**Task requirements:** Quote word for word each line of the rows below, starting with the first row and going on through the line that contains "293, 1805, 337]", including both of these lines.

[Data items]
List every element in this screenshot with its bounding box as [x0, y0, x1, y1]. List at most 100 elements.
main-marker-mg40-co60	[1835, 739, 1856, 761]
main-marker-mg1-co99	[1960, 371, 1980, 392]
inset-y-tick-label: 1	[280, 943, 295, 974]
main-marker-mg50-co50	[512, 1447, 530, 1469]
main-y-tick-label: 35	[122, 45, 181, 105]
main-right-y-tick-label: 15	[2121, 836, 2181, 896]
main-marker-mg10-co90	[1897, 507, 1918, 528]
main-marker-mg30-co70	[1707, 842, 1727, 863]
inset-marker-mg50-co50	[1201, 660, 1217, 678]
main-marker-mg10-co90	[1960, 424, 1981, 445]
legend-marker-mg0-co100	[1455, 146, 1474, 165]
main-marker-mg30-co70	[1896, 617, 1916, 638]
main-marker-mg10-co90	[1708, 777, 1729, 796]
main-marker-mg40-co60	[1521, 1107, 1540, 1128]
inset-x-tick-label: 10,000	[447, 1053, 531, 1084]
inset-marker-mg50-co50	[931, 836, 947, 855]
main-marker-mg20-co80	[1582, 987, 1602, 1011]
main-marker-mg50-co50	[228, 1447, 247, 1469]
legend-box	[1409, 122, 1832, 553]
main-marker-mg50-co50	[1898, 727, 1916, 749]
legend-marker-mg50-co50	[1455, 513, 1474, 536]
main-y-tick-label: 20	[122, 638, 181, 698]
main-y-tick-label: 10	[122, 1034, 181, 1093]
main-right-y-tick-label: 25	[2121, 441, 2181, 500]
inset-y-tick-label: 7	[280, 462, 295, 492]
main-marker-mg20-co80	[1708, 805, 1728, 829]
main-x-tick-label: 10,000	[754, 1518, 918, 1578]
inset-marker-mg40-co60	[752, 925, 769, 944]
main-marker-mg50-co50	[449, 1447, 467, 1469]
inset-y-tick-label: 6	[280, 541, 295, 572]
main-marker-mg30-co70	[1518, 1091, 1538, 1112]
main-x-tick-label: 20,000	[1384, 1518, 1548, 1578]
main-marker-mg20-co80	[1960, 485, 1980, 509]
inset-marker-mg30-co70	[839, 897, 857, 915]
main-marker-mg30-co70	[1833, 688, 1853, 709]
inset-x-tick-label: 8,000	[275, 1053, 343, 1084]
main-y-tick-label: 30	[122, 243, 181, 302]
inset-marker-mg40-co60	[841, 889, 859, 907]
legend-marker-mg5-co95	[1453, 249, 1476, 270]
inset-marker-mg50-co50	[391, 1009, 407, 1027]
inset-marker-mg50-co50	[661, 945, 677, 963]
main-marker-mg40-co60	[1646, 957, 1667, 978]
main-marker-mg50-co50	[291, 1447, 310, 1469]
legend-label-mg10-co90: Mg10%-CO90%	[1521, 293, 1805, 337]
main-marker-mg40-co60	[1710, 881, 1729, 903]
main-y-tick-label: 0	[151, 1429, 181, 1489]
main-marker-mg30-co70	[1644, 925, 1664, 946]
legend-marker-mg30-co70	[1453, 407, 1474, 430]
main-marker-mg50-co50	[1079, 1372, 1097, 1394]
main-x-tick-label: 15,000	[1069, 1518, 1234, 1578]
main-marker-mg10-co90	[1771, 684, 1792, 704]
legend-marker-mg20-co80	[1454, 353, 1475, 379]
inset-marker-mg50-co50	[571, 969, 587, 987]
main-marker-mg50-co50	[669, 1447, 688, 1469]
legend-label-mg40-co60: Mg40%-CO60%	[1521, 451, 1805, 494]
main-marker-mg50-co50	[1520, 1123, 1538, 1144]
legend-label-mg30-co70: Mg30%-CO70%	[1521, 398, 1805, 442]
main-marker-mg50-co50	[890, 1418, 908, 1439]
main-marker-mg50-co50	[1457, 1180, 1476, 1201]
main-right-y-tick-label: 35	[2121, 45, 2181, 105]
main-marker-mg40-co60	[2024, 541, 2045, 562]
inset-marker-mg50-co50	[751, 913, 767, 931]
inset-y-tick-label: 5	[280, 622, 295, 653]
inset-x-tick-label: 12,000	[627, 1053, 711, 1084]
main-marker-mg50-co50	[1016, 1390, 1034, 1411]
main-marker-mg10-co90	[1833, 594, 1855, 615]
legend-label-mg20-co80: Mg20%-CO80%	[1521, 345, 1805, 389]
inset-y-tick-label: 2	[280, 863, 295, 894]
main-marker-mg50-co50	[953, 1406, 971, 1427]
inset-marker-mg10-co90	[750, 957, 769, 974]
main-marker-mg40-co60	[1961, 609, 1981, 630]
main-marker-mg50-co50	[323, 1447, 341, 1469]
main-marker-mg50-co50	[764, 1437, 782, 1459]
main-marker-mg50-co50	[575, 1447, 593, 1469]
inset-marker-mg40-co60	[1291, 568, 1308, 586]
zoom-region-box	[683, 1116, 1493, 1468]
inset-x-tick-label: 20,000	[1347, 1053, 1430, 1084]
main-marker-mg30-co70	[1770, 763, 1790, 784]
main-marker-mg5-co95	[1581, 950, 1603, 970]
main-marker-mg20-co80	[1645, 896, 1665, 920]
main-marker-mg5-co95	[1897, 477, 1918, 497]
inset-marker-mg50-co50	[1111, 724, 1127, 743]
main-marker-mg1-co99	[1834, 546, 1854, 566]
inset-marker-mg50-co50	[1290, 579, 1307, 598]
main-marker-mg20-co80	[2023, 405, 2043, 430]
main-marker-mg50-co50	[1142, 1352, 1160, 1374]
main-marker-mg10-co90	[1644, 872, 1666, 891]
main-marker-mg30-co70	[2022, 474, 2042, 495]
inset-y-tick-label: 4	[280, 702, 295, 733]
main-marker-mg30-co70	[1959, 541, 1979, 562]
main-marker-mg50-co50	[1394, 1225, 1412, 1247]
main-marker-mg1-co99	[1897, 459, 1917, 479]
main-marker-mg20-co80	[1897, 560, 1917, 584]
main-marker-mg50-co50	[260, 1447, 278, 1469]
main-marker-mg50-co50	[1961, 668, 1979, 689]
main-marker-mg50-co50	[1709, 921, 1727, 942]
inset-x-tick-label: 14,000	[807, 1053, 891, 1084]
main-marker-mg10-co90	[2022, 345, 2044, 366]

**Reply to the exercise:**
List every element in this screenshot with its bounding box as [x0, y0, x1, y1]. List at most 100 elements.
main-marker-mg40-co60	[1835, 739, 1856, 761]
main-marker-mg1-co99	[1960, 371, 1980, 392]
inset-y-tick-label: 1	[280, 943, 295, 974]
main-marker-mg50-co50	[512, 1447, 530, 1469]
main-y-tick-label: 35	[122, 45, 181, 105]
main-right-y-tick-label: 15	[2121, 836, 2181, 896]
main-marker-mg10-co90	[1897, 507, 1918, 528]
main-marker-mg30-co70	[1707, 842, 1727, 863]
inset-marker-mg50-co50	[1201, 660, 1217, 678]
main-marker-mg10-co90	[1960, 424, 1981, 445]
legend-marker-mg0-co100	[1455, 146, 1474, 165]
main-marker-mg30-co70	[1896, 617, 1916, 638]
main-marker-mg10-co90	[1708, 777, 1729, 796]
main-marker-mg40-co60	[1521, 1107, 1540, 1128]
inset-x-tick-label: 10,000	[447, 1053, 531, 1084]
inset-marker-mg50-co50	[931, 836, 947, 855]
main-marker-mg20-co80	[1582, 987, 1602, 1011]
main-marker-mg50-co50	[228, 1447, 247, 1469]
legend-box	[1409, 122, 1832, 553]
main-marker-mg50-co50	[1898, 727, 1916, 749]
legend-marker-mg50-co50	[1455, 513, 1474, 536]
main-y-tick-label: 20	[122, 638, 181, 698]
main-y-tick-label: 10	[122, 1034, 181, 1093]
main-right-y-tick-label: 25	[2121, 441, 2181, 500]
inset-y-tick-label: 7	[280, 462, 295, 492]
main-marker-mg20-co80	[1708, 805, 1728, 829]
main-x-tick-label: 10,000	[754, 1518, 918, 1578]
inset-marker-mg40-co60	[752, 925, 769, 944]
main-marker-mg50-co50	[449, 1447, 467, 1469]
inset-y-tick-label: 6	[280, 541, 295, 572]
main-marker-mg30-co70	[1518, 1091, 1538, 1112]
main-x-tick-label: 20,000	[1384, 1518, 1548, 1578]
main-marker-mg20-co80	[1960, 485, 1980, 509]
inset-marker-mg30-co70	[839, 897, 857, 915]
main-marker-mg30-co70	[1833, 688, 1853, 709]
inset-x-tick-label: 8,000	[275, 1053, 343, 1084]
main-y-tick-label: 30	[122, 243, 181, 302]
inset-marker-mg40-co60	[841, 889, 859, 907]
legend-marker-mg5-co95	[1453, 249, 1476, 270]
inset-marker-mg50-co50	[391, 1009, 407, 1027]
inset-marker-mg50-co50	[661, 945, 677, 963]
main-marker-mg40-co60	[1646, 957, 1667, 978]
main-marker-mg50-co50	[291, 1447, 310, 1469]
legend-label-mg10-co90: Mg10%-CO90%	[1521, 293, 1805, 337]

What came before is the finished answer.